§ **WHAT TO DO**
Write the number of lines holding the word "used", and nothing else.

§ **RECORD SET**
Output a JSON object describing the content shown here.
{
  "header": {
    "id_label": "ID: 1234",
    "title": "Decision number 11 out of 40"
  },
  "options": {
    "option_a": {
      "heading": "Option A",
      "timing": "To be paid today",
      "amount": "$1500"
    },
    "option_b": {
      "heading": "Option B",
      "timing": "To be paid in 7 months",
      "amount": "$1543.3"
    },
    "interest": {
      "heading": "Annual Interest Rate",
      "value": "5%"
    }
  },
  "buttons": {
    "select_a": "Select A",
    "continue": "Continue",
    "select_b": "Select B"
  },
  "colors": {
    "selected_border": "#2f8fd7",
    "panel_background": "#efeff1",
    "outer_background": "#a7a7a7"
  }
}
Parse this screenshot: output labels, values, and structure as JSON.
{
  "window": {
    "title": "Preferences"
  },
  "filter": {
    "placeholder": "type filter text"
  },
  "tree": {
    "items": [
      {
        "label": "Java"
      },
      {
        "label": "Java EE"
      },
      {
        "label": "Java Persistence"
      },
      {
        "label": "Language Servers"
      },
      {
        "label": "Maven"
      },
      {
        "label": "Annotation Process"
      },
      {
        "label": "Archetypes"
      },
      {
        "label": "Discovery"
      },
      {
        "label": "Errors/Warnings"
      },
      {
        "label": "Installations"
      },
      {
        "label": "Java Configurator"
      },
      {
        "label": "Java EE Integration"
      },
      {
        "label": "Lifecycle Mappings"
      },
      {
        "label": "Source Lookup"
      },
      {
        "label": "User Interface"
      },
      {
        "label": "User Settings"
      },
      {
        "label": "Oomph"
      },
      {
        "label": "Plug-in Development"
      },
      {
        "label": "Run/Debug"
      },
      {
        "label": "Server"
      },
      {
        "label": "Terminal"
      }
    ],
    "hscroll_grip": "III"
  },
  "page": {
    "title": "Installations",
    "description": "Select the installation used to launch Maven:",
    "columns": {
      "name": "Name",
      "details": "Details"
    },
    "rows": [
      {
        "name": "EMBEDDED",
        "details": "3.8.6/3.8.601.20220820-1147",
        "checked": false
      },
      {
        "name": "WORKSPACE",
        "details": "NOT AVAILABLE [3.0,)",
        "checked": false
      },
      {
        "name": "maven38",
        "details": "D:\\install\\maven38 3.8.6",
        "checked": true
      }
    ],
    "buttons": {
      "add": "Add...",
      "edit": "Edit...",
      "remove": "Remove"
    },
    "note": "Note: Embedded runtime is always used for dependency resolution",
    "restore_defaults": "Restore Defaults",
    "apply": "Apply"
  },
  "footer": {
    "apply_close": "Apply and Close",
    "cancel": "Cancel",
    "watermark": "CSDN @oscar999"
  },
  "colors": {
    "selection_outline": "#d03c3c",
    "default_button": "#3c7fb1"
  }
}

§ **SOLUTION TO THIS PROBLEM**
2